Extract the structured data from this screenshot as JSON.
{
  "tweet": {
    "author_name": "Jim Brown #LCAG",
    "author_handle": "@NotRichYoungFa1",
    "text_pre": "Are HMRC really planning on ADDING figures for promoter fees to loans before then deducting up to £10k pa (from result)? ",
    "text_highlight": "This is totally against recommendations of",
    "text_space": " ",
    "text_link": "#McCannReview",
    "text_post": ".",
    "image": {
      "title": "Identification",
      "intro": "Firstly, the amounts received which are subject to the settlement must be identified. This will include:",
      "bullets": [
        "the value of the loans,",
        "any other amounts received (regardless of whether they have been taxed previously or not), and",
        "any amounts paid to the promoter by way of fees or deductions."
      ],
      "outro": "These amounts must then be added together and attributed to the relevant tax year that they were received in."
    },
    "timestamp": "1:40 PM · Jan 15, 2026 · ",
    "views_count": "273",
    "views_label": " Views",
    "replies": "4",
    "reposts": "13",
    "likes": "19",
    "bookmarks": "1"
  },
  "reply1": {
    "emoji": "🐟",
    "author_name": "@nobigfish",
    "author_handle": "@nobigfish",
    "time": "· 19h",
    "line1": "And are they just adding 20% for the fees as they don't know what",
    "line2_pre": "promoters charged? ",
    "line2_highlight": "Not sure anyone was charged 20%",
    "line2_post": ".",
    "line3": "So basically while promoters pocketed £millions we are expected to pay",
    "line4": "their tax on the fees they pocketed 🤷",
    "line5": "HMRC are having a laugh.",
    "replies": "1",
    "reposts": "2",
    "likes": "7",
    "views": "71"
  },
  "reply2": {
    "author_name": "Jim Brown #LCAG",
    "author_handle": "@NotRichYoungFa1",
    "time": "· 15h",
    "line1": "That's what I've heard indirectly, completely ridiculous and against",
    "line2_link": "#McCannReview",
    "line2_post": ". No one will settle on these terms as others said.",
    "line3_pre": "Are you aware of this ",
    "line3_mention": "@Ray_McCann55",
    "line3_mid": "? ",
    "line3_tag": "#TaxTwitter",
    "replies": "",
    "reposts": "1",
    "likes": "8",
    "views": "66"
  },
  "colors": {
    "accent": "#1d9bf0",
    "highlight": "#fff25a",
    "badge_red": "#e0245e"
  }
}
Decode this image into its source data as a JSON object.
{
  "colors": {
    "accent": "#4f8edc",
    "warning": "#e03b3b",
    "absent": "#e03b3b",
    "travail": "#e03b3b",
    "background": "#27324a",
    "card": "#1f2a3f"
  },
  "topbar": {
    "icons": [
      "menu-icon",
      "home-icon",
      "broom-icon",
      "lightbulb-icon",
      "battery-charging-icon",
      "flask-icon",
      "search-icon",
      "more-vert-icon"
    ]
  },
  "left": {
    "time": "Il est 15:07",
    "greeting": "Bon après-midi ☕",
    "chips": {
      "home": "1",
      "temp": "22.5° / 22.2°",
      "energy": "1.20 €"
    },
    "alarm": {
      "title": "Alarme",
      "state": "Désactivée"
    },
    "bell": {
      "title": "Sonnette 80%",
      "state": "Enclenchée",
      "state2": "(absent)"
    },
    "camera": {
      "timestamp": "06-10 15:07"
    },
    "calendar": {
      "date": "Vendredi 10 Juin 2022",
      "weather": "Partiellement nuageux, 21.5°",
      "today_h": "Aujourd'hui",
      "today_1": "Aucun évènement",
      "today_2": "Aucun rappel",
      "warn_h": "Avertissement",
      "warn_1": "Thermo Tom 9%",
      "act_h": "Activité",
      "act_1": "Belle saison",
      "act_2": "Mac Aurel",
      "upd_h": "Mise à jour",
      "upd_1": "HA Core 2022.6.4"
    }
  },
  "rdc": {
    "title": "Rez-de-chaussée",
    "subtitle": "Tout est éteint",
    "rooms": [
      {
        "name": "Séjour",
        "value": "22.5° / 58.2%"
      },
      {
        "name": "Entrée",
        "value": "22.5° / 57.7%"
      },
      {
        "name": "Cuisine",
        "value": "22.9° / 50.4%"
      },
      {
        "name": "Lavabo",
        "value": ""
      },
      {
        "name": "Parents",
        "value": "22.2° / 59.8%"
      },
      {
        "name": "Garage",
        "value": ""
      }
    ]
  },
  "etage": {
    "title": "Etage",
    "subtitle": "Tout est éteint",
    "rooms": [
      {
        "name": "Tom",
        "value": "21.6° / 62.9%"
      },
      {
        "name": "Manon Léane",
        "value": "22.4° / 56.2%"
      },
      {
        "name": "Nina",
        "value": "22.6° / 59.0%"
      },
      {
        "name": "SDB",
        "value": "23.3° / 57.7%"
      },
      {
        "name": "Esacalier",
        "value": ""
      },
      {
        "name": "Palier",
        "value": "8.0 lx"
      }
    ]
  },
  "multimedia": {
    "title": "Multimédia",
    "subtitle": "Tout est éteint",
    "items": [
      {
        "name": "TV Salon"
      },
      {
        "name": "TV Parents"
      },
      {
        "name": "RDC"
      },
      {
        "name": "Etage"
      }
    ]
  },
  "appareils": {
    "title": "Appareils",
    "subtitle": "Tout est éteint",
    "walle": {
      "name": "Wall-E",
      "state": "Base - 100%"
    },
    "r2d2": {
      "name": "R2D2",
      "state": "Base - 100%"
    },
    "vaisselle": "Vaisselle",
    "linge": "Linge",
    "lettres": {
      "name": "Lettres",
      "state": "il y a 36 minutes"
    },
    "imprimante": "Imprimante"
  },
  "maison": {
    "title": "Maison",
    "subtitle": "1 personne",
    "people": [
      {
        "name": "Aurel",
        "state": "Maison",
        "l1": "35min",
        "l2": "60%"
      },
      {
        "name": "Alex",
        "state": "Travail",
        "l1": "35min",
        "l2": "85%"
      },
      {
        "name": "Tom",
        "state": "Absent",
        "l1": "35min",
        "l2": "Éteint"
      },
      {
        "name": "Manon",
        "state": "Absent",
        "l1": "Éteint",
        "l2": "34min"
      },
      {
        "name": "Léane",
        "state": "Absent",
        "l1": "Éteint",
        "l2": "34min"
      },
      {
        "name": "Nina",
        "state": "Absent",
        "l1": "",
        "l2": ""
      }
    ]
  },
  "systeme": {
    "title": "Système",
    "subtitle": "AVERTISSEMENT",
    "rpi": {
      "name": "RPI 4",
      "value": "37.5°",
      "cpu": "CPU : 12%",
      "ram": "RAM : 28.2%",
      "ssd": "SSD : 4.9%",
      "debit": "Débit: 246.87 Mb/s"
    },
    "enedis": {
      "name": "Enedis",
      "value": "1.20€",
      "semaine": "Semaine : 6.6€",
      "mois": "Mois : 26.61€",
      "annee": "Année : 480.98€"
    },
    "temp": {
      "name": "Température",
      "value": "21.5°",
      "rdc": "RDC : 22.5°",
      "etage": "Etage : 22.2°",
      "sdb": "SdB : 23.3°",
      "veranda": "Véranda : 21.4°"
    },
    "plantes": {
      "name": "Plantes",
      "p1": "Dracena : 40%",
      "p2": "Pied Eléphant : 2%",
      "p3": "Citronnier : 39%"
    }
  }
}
━━━
#### What you have to do
Write out all the lines again, exactly as they are.

#### Output for this exercise
Extract the structured data from this screenshot as JSON.
{
  "tweet": {
    "author_name": "Jim Brown #LCAG",
    "author_handle": "@NotRichYoungFa1",
    "text_pre": "Are HMRC really planning on ADDING figures for promoter fees to loans before then deducting up to £10k pa (from result)? ",
    "text_highlight": "This is totally against recommendations of",
    "text_space": " ",
    "text_link": "#McCannReview",
    "text_post": ".",
    "image": {
      "title": "Identification",
      "intro": "Firstly, the amounts received which are subject to the settlement must be identified. This will include:",
      "bullets": [
        "the value of the loans,",
        "any other amounts received (regardless of whether they have been taxed previously or not), and",
        "any amounts paid to the promoter by way of fees or deductions."
      ],
      "outro": "These amounts must then be added together and attributed to the relevant tax year that they were received in."
    },
    "timestamp": "1:40 PM · Jan 15, 2026 · ",
    "views_count": "273",
    "views_label": " Views",
    "replies": "4",
    "reposts": "13",
    "likes": "19",
    "bookmarks": "1"
  },
  "reply1": {
    "emoji": "🐟",
    "author_name": "@nobigfish",
    "author_handle": "@nobigfish",
    "time": "· 19h",
    "line1": "And are they just adding 20% for the fees as they don't know what",
    "line2_pre": "promoters charged? ",
    "line2_highlight": "Not sure anyone was charged 20%",
    "line2_post": ".",
    "line3": "So basically while promoters pocketed £millions we are expected to pay",
    "line4": "their tax on the fees they pocketed 🤷",
    "line5": "HMRC are having a laugh.",
    "replies": "1",
    "reposts": "2",
    "likes": "7",
    "views": "71"
  },
  "reply2": {
    "author_name": "Jim Brown #LCAG",
    "author_handle": "@NotRichYoungFa1",
    "time": "· 15h",
    "line1": "That's what I've heard indirectly, completely ridiculous and against",
    "line2_link": "#McCannReview",
    "line2_post": ". No one will settle on these terms as others said.",
    "line3_pre": "Are you aware of this ",
    "line3_mention": "@Ray_McCann55",
    "line3_mid": "? ",
    "line3_tag": "#TaxTwitter",
    "replies": "",
    "reposts": "1",
    "likes": "8",
    "views": "66"
  },
  "colors": {
    "accent": "#1d9bf0",
    "highlight": "#fff25a",
    "badge_red": "#e0245e"
  }
}
Decode this image into its source data as a JSON object.
{
  "colors": {
    "accent": "#4f8edc",
    "warning": "#e03b3b",
    "absent": "#e03b3b",
    "travail": "#e03b3b",
    "background": "#27324a",
    "card": "#1f2a3f"
  },
  "topbar": {
    "icons": [
      "menu-icon",
      "home-icon",
      "broom-icon",
      "lightbulb-icon",
      "battery-charging-icon",
      "flask-icon",
      "search-icon",
      "more-vert-icon"
    ]
  },
  "left": {
    "time": "Il est 15:07",
    "greeting": "Bon après-midi ☕",
    "chips": {
      "home": "1",
      "temp": "22.5° / 22.2°",
      "energy": "1.20 €"
    },
    "alarm": {
      "title": "Alarme",
      "state": "Désactivée"
    },
    "bell": {
      "title": "Sonnette 80%",
      "state": "Enclenchée",
      "state2": "(absent)"
    },
    "camera": {
      "timestamp": "06-10 15:07"
    },
    "calendar": {
      "date": "Vendredi 10 Juin 2022",
      "weather": "Partiellement nuageux, 21.5°",
      "today_h": "Aujourd'hui",
      "today_1": "Aucun évènement",
      "today_2": "Aucun rappel",
      "warn_h": "Avertissement",
      "warn_1": "Thermo Tom 9%",
      "act_h": "Activité",
      "act_1": "Belle saison",
      "act_2": "Mac Aurel",
      "upd_h": "Mise à jour",
      "upd_1": "HA Core 2022.6.4"
    }
  },
  "rdc": {
    "title": "Rez-de-chaussée",
    "subtitle": "Tout est éteint",
    "rooms": [
      {
        "name": "Séjour",
        "value": "22.5° / 58.2%"
      },
      {
        "name": "Entrée",
        "value": "22.5° / 57.7%"
      },
      {
        "name": "Cuisine",
        "value": "22.9° / 50.4%"
      },
      {
        "name": "Lavabo",
        "value": ""
      },
      {
        "name": "Parents",
        "value": "22.2° / 59.8%"
      },
      {
        "name": "Garage",
        "value": ""
      }
    ]
  },
  "etage": {
    "title": "Etage",
    "subtitle": "Tout est éteint",
    "rooms": [
      {
        "name": "Tom",
        "value": "21.6° / 62.9%"
      },
      {
        "name": "Manon Léane",
        "value": "22.4° / 56.2%"
      },
      {
        "name": "Nina",
        "value": "22.6° / 59.0%"
      },
      {
        "name": "SDB",
        "value": "23.3° / 57.7%"
      },
      {
        "name": "Esacalier",
        "value": ""
      },
      {
        "name": "Palier",
        "value": "8.0 lx"
      }
    ]
  },
  "multimedia": {
    "title": "Multimédia",
    "subtitle": "Tout est éteint",
    "items": [
      {
        "name": "TV Salon"
      },
      {
        "name": "TV Parents"
      },
      {
        "name": "RDC"
      },
      {
        "name": "Etage"
      }
    ]
  },
  "appareils": {
    "title": "Appareils",
    "subtitle": "Tout est éteint",
    "walle": {
      "name": "Wall-E",
      "state": "Base - 100%"
    },
    "r2d2": {
      "name": "R2D2",
      "state": "Base - 100%"
    },
    "vaisselle": "Vaisselle",
    "linge": "Linge",
    "lettres": {
      "name": "Lettres",
      "state": "il y a 36 minutes"
    },
    "imprimante": "Imprimante"
  },
  "maison": {
    "title": "Maison",
    "subtitle": "1 personne",
    "people": [
      {
        "name": "Aurel",
        "state": "Maison",
        "l1": "35min",
        "l2": "60%"
      },
      {
        "name": "Alex",
        "state": "Travail",
        "l1": "35min",
        "l2": "85%"
      },
      {
        "name": "Tom",
        "state": "Absent",
        "l1": "35min",
        "l2": "Éteint"
      },
      {
        "name": "Manon",
        "state": "Absent",
        "l1": "Éteint",
        "l2": "34min"
      },
      {
        "name": "Léane",
        "state": "Absent",
        "l1": "Éteint",
        "l2": "34min"
      },
      {
        "name": "Nina",
        "state": "Absent",
        "l1": "",
        "l2": ""
      }
    ]
  },
  "systeme": {
    "title": "Système",
    "subtitle": "AVERTISSEMENT",
    "rpi": {
      "name": "RPI 4",
      "value": "37.5°",
      "cpu": "CPU : 12%",
      "ram": "RAM : 28.2%",
      "ssd": "SSD : 4.9%",
      "debit": "Débit: 246.87 Mb/s"
    },
    "enedis": {
      "name": "Enedis",
      "value": "1.20€",
      "semaine": "Semaine : 6.6€",
      "mois": "Mois : 26.61€",
      "annee": "Année : 480.98€"
    },
    "temp": {
      "name": "Température",
      "value": "21.5°",
      "rdc": "RDC : 22.5°",
      "etage": "Etage : 22.2°",
      "sdb": "SdB : 23.3°",
      "veranda": "Véranda : 21.4°"
    },
    "plantes": {
      "name": "Plantes",
      "p1": "Dracena : 40%",
      "p2": "Pied Eléphant : 2%",
      "p3": "Citronnier : 39%"
    }
  }
}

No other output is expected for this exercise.